Il 16 marzo, a una ragazza di 22 anni è stato impedito l’accesso alla Camera dei Deputati. Il motivo? Il suo documento: un passaporto marocchino, che ne attesta la cittadinanza non comunitaria, non consentendole, da regolamento, l’accesso a Montecitorio. La giovane è infatti nata in Marocco: e questo fa di lei una straniera, nonostante sia in Italia, precisamente in Sardegna, dall’età di due anni; nonostante in Italia abbia frequentato l’asilo, le scuole elementari, le medie, il liceo e l’università; nonostante proprio per i suoi studi universitari abbia ricevuto un premio dal Parlamento, riservato ai neolaureati meritevoli. Nonostante, ancora, la ragazza si trovasse a Roma, oltre che per ritirare il premio, per rappresentare l’Italia in una simulazione dei lavori delle Nazioni Unite. Tantissimi “nonostante”sulle spalle di una giovane donna di ventidue anni, la quale si è scontrata con gli effetti di una legge – n° 91, 5 febbraio 1992, la legge italiana sulla cittadinanza – i cui paradossi ne palesano ogni giorno di più la distanza con il paese reale.
Ilham Mounssif, questo il nome della ragazza, non è sola: sono più di 1 milione le persone – di cui 800 mila minori – nate in Italia, o arrivate da piccole, ma considerate dallo Stato, ostinatamente, straniere. In Italia imparano a parlare, crescono, studiano, lavorano, pagano le tasse. Ma i loro genitori sono stranieri, e conseguentemente anche loro: è il principio dello ius sanguinis, alla base della legge 91/92. Un principio che di fatto impedisce a moltissime persone di fruire di una serie di diritti, contribuendo, invece, a tracciare un solco tra chi viene considerato cittadino dallo Stato e chi no. Un principio che in molti hanno provato a cambiare, ostacolati da scelte politiche discriminatorie e strumentali.
Le tappe di un cambiamento ancora non riconosciuto dalla politica
Tra il settembre 2011 e il marzo 2012, le ventidue organizzazioni sociali e sindacali che promuovono la campagna “L’Italia sono anch’io” raccolgono più di 200mila firme, con l’obiettivo di presentare due proposte di legge di iniziativa popolare sulla riforma di cittadinanza e il riconoscimento del diritto di voto amministrativo ai cittadini stranieri. Ma quali sono i cambiamenti proposti dalla campagna in merito alla cittadinanza italiana? E quale la base di partenza su cui si cerca di intervenire?

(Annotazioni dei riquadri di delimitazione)
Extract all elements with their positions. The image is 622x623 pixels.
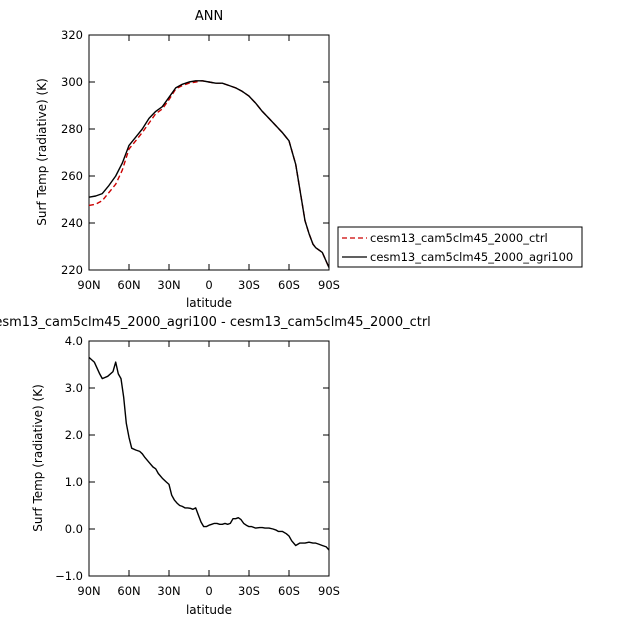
top-y-tick-label-1: 240 [61,216,83,230]
top-x-tick-label-5: 60S [278,278,300,292]
bottom-x-tick-label-4: 30S [238,584,260,598]
bottom-series-line-0 [88,356,330,551]
bottom-plot-frame [88,340,330,577]
top-series-group [88,80,330,268]
top-x-axis-label: latitude [186,296,232,310]
top-y-axis-label: Surf Temp (radiative) (K) [35,78,49,226]
legend-label-ctrl: cesm13_cam5clm45_2000_ctrl [370,231,548,245]
bottom-x-tick-label-1: 60N [117,584,140,598]
bottom-x-axis-label: latitude [186,603,232,617]
top-y-tick-label-4: 300 [61,75,83,89]
bottom-chart-title: cesm13_cam5clm45_2000_agri100 - cesm13_c… [0,315,431,330]
legend-box [337,226,583,268]
bottom-x-tick-label-5: 60S [278,584,300,598]
legend: cesm13_cam5clm45_2000_ctrl cesm13_cam5cl… [337,226,583,268]
top-x-tick-label-6: 90S [318,278,340,292]
top-y-tick-label-5: 320 [61,28,83,42]
bottom-x-tick-label-3: 0 [205,584,212,598]
top-x-tick-label-4: 30S [238,278,260,292]
bottom-panel: cesm13_cam5clm45_2000_agri100 - cesm13_c… [0,315,431,617]
top-x-tick-label-1: 60N [117,278,140,292]
bottom-x-tick-label-2: 30N [157,584,180,598]
bottom-y-ticks: −1.0 0.0 1.0 2.0 3.0 4.0 [55,334,329,583]
bottom-y-tick-label-4: 3.0 [65,381,83,395]
bottom-x-tick-label-0: 90N [77,584,100,598]
top-x-tick-label-3: 0 [205,278,212,292]
top-y-tick-label-2: 260 [61,169,83,183]
bottom-y-tick-label-5: 4.0 [65,334,83,348]
bottom-series-group [88,356,330,551]
bottom-x-ticks: 90N 60N 30N 0 30S 60S 90S [77,341,340,598]
top-series-line-cesm13_cam5clm45_2000_agri100 [88,80,330,268]
bottom-x-tick-label-6: 90S [318,584,340,598]
bottom-y-tick-label-3: 2.0 [65,428,83,442]
bottom-y-axis-label: Surf Temp (radiative) (K) [31,384,45,532]
top-y-tick-label-3: 280 [61,122,83,136]
top-x-tick-label-2: 30N [157,278,180,292]
bottom-y-tick-label-2: 1.0 [65,475,83,489]
top-y-ticks: 220 240 260 280 300 320 [61,28,329,277]
legend-label-agri100: cesm13_cam5clm45_2000_agri100 [370,250,573,264]
top-x-ticks: 90N 60N 30N 0 30S 60S 90S [77,35,340,292]
top-series-line-cesm13_cam5clm45_2000_ctrl [88,80,330,268]
bottom-y-tick-label-0: −1.0 [55,569,83,583]
top-x-tick-label-0: 90N [77,278,100,292]
top-y-tick-label-0: 220 [61,263,83,277]
bottom-y-tick-label-1: 0.0 [65,522,83,536]
top-chart-title: ANN [195,9,223,24]
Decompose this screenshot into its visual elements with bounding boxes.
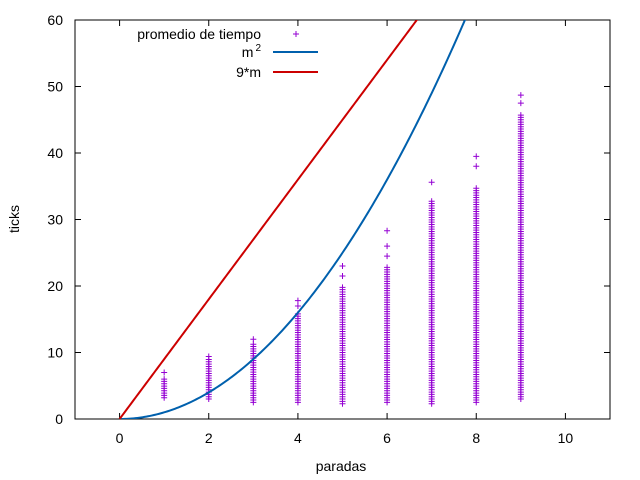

◆ **Compiti da svolgere**:
1. Secondo l'articolo sulla legge di cittadinanza, quante firme raccolsero le organizzazioni della campagna “L’Italia sono anch’io”?
2. Trascrivi fedelmente il passo dell'articolo sulla legge di cittadinanza che parte da "Ilham Mounssif, questo" e arriva fino a "discriminatorie e strumentali.".

◆ **Compiti risolti**:
1. Più di 200mila firme.

2.
Ilham Mounssif, questo il nome della ragazza, non è sola: sono più di 1 milione le persone – di cui 800 mila minori – nate in Italia, o arrivate da piccole, ma considerate dallo Stato, ostinatamente, straniere. In Italia imparano a parlare, crescono, studiano, lavorano, pagano le tasse. Ma i loro genitori sono stranieri, e conseguentemente anche loro: è il principio dello ius sanguinis, alla base della legge 91/92. Un principio che di fatto impedisce a moltissime persone di fruire di una serie di diritti, contribuendo, invece, a tracciare un solco tra chi viene considerato cittadino dallo Stato e chi no. Un principio che in molti hanno provato a cambiare, ostacolati da scelte politiche discriminatorie e strumentali.